Your goal: Copy out the listing in full, exactly as written, but not its pictures.

Input for this task:
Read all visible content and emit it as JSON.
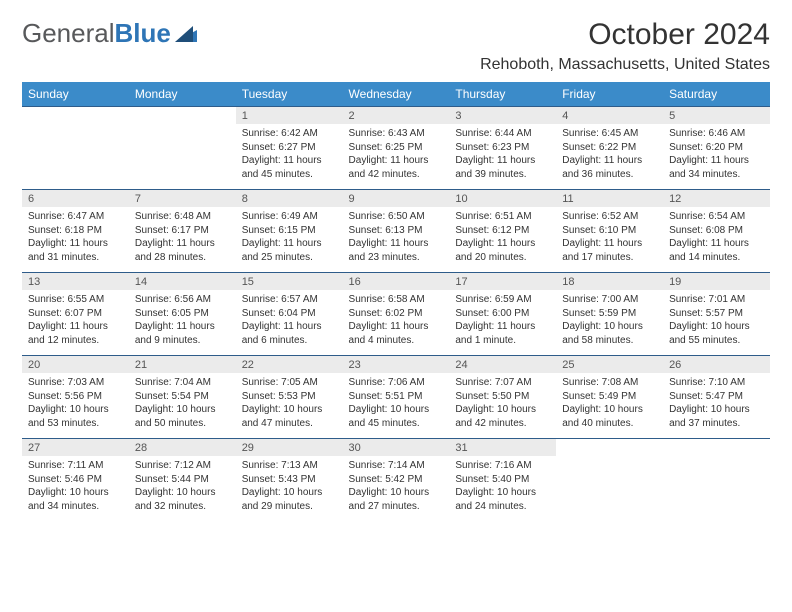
{
  "logo": {
    "part1": "General",
    "part2": "Blue"
  },
  "title": "October 2024",
  "location": "Rehoboth, Massachusetts, United States",
  "colors": {
    "header_bg": "#3b8bc9",
    "header_text": "#ffffff",
    "daynum_bg": "#ebebeb",
    "border": "#2e5c8a",
    "logo_gray": "#58595b",
    "logo_blue": "#2e75b6"
  },
  "day_names": [
    "Sunday",
    "Monday",
    "Tuesday",
    "Wednesday",
    "Thursday",
    "Friday",
    "Saturday"
  ],
  "weeks": [
    {
      "nums": [
        "",
        "",
        "1",
        "2",
        "3",
        "4",
        "5"
      ],
      "cells": [
        "",
        "",
        "Sunrise: 6:42 AM\nSunset: 6:27 PM\nDaylight: 11 hours and 45 minutes.",
        "Sunrise: 6:43 AM\nSunset: 6:25 PM\nDaylight: 11 hours and 42 minutes.",
        "Sunrise: 6:44 AM\nSunset: 6:23 PM\nDaylight: 11 hours and 39 minutes.",
        "Sunrise: 6:45 AM\nSunset: 6:22 PM\nDaylight: 11 hours and 36 minutes.",
        "Sunrise: 6:46 AM\nSunset: 6:20 PM\nDaylight: 11 hours and 34 minutes."
      ]
    },
    {
      "nums": [
        "6",
        "7",
        "8",
        "9",
        "10",
        "11",
        "12"
      ],
      "cells": [
        "Sunrise: 6:47 AM\nSunset: 6:18 PM\nDaylight: 11 hours and 31 minutes.",
        "Sunrise: 6:48 AM\nSunset: 6:17 PM\nDaylight: 11 hours and 28 minutes.",
        "Sunrise: 6:49 AM\nSunset: 6:15 PM\nDaylight: 11 hours and 25 minutes.",
        "Sunrise: 6:50 AM\nSunset: 6:13 PM\nDaylight: 11 hours and 23 minutes.",
        "Sunrise: 6:51 AM\nSunset: 6:12 PM\nDaylight: 11 hours and 20 minutes.",
        "Sunrise: 6:52 AM\nSunset: 6:10 PM\nDaylight: 11 hours and 17 minutes.",
        "Sunrise: 6:54 AM\nSunset: 6:08 PM\nDaylight: 11 hours and 14 minutes."
      ]
    },
    {
      "nums": [
        "13",
        "14",
        "15",
        "16",
        "17",
        "18",
        "19"
      ],
      "cells": [
        "Sunrise: 6:55 AM\nSunset: 6:07 PM\nDaylight: 11 hours and 12 minutes.",
        "Sunrise: 6:56 AM\nSunset: 6:05 PM\nDaylight: 11 hours and 9 minutes.",
        "Sunrise: 6:57 AM\nSunset: 6:04 PM\nDaylight: 11 hours and 6 minutes.",
        "Sunrise: 6:58 AM\nSunset: 6:02 PM\nDaylight: 11 hours and 4 minutes.",
        "Sunrise: 6:59 AM\nSunset: 6:00 PM\nDaylight: 11 hours and 1 minute.",
        "Sunrise: 7:00 AM\nSunset: 5:59 PM\nDaylight: 10 hours and 58 minutes.",
        "Sunrise: 7:01 AM\nSunset: 5:57 PM\nDaylight: 10 hours and 55 minutes."
      ]
    },
    {
      "nums": [
        "20",
        "21",
        "22",
        "23",
        "24",
        "25",
        "26"
      ],
      "cells": [
        "Sunrise: 7:03 AM\nSunset: 5:56 PM\nDaylight: 10 hours and 53 minutes.",
        "Sunrise: 7:04 AM\nSunset: 5:54 PM\nDaylight: 10 hours and 50 minutes.",
        "Sunrise: 7:05 AM\nSunset: 5:53 PM\nDaylight: 10 hours and 47 minutes.",
        "Sunrise: 7:06 AM\nSunset: 5:51 PM\nDaylight: 10 hours and 45 minutes.",
        "Sunrise: 7:07 AM\nSunset: 5:50 PM\nDaylight: 10 hours and 42 minutes.",
        "Sunrise: 7:08 AM\nSunset: 5:49 PM\nDaylight: 10 hours and 40 minutes.",
        "Sunrise: 7:10 AM\nSunset: 5:47 PM\nDaylight: 10 hours and 37 minutes."
      ]
    },
    {
      "nums": [
        "27",
        "28",
        "29",
        "30",
        "31",
        "",
        ""
      ],
      "cells": [
        "Sunrise: 7:11 AM\nSunset: 5:46 PM\nDaylight: 10 hours and 34 minutes.",
        "Sunrise: 7:12 AM\nSunset: 5:44 PM\nDaylight: 10 hours and 32 minutes.",
        "Sunrise: 7:13 AM\nSunset: 5:43 PM\nDaylight: 10 hours and 29 minutes.",
        "Sunrise: 7:14 AM\nSunset: 5:42 PM\nDaylight: 10 hours and 27 minutes.",
        "Sunrise: 7:16 AM\nSunset: 5:40 PM\nDaylight: 10 hours and 24 minutes.",
        "",
        ""
      ]
    }
  ]
}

Answer for the task:
Read all visible content and emit it as JSON.
{
  "logo": {
    "part1": "General",
    "part2": "Blue"
  },
  "title": "October 2024",
  "location": "Rehoboth, Massachusetts, United States",
  "colors": {
    "header_bg": "#3b8bc9",
    "header_text": "#ffffff",
    "daynum_bg": "#ebebeb",
    "border": "#2e5c8a",
    "logo_gray": "#58595b",
    "logo_blue": "#2e75b6"
  },
  "day_names": [
    "Sunday",
    "Monday",
    "Tuesday",
    "Wednesday",
    "Thursday",
    "Friday",
    "Saturday"
  ],
  "weeks": [
    {
      "nums": [
        "",
        "",
        "1",
        "2",
        "3",
        "4",
        "5"
      ],
      "cells": [
        "",
        "",
        "Sunrise: 6:42 AM\nSunset: 6:27 PM\nDaylight: 11 hours and 45 minutes.",
        "Sunrise: 6:43 AM\nSunset: 6:25 PM\nDaylight: 11 hours and 42 minutes.",
        "Sunrise: 6:44 AM\nSunset: 6:23 PM\nDaylight: 11 hours and 39 minutes.",
        "Sunrise: 6:45 AM\nSunset: 6:22 PM\nDaylight: 11 hours and 36 minutes.",
        "Sunrise: 6:46 AM\nSunset: 6:20 PM\nDaylight: 11 hours and 34 minutes."
      ]
    },
    {
      "nums": [
        "6",
        "7",
        "8",
        "9",
        "10",
        "11",
        "12"
      ],
      "cells": [
        "Sunrise: 6:47 AM\nSunset: 6:18 PM\nDaylight: 11 hours and 31 minutes.",
        "Sunrise: 6:48 AM\nSunset: 6:17 PM\nDaylight: 11 hours and 28 minutes.",
        "Sunrise: 6:49 AM\nSunset: 6:15 PM\nDaylight: 11 hours and 25 minutes.",
        "Sunrise: 6:50 AM\nSunset: 6:13 PM\nDaylight: 11 hours and 23 minutes.",
        "Sunrise: 6:51 AM\nSunset: 6:12 PM\nDaylight: 11 hours and 20 minutes.",
        "Sunrise: 6:52 AM\nSunset: 6:10 PM\nDaylight: 11 hours and 17 minutes.",
        "Sunrise: 6:54 AM\nSunset: 6:08 PM\nDaylight: 11 hours and 14 minutes."
      ]
    },
    {
      "nums": [
        "13",
        "14",
        "15",
        "16",
        "17",
        "18",
        "19"
      ],
      "cells": [
        "Sunrise: 6:55 AM\nSunset: 6:07 PM\nDaylight: 11 hours and 12 minutes.",
        "Sunrise: 6:56 AM\nSunset: 6:05 PM\nDaylight: 11 hours and 9 minutes.",
        "Sunrise: 6:57 AM\nSunset: 6:04 PM\nDaylight: 11 hours and 6 minutes.",
        "Sunrise: 6:58 AM\nSunset: 6:02 PM\nDaylight: 11 hours and 4 minutes.",
        "Sunrise: 6:59 AM\nSunset: 6:00 PM\nDaylight: 11 hours and 1 minute.",
        "Sunrise: 7:00 AM\nSunset: 5:59 PM\nDaylight: 10 hours and 58 minutes.",
        "Sunrise: 7:01 AM\nSunset: 5:57 PM\nDaylight: 10 hours and 55 minutes."
      ]
    },
    {
      "nums": [
        "20",
        "21",
        "22",
        "23",
        "24",
        "25",
        "26"
      ],
      "cells": [
        "Sunrise: 7:03 AM\nSunset: 5:56 PM\nDaylight: 10 hours and 53 minutes.",
        "Sunrise: 7:04 AM\nSunset: 5:54 PM\nDaylight: 10 hours and 50 minutes.",
        "Sunrise: 7:05 AM\nSunset: 5:53 PM\nDaylight: 10 hours and 47 minutes.",
        "Sunrise: 7:06 AM\nSunset: 5:51 PM\nDaylight: 10 hours and 45 minutes.",
        "Sunrise: 7:07 AM\nSunset: 5:50 PM\nDaylight: 10 hours and 42 minutes.",
        "Sunrise: 7:08 AM\nSunset: 5:49 PM\nDaylight: 10 hours and 40 minutes.",
        "Sunrise: 7:10 AM\nSunset: 5:47 PM\nDaylight: 10 hours and 37 minutes."
      ]
    },
    {
      "nums": [
        "27",
        "28",
        "29",
        "30",
        "31",
        "",
        ""
      ],
      "cells": [
        "Sunrise: 7:11 AM\nSunset: 5:46 PM\nDaylight: 10 hours and 34 minutes.",
        "Sunrise: 7:12 AM\nSunset: 5:44 PM\nDaylight: 10 hours and 32 minutes.",
        "Sunrise: 7:13 AM\nSunset: 5:43 PM\nDaylight: 10 hours and 29 minutes.",
        "Sunrise: 7:14 AM\nSunset: 5:42 PM\nDaylight: 10 hours and 27 minutes.",
        "Sunrise: 7:16 AM\nSunset: 5:40 PM\nDaylight: 10 hours and 24 minutes.",
        "",
        ""
      ]
    }
  ]
}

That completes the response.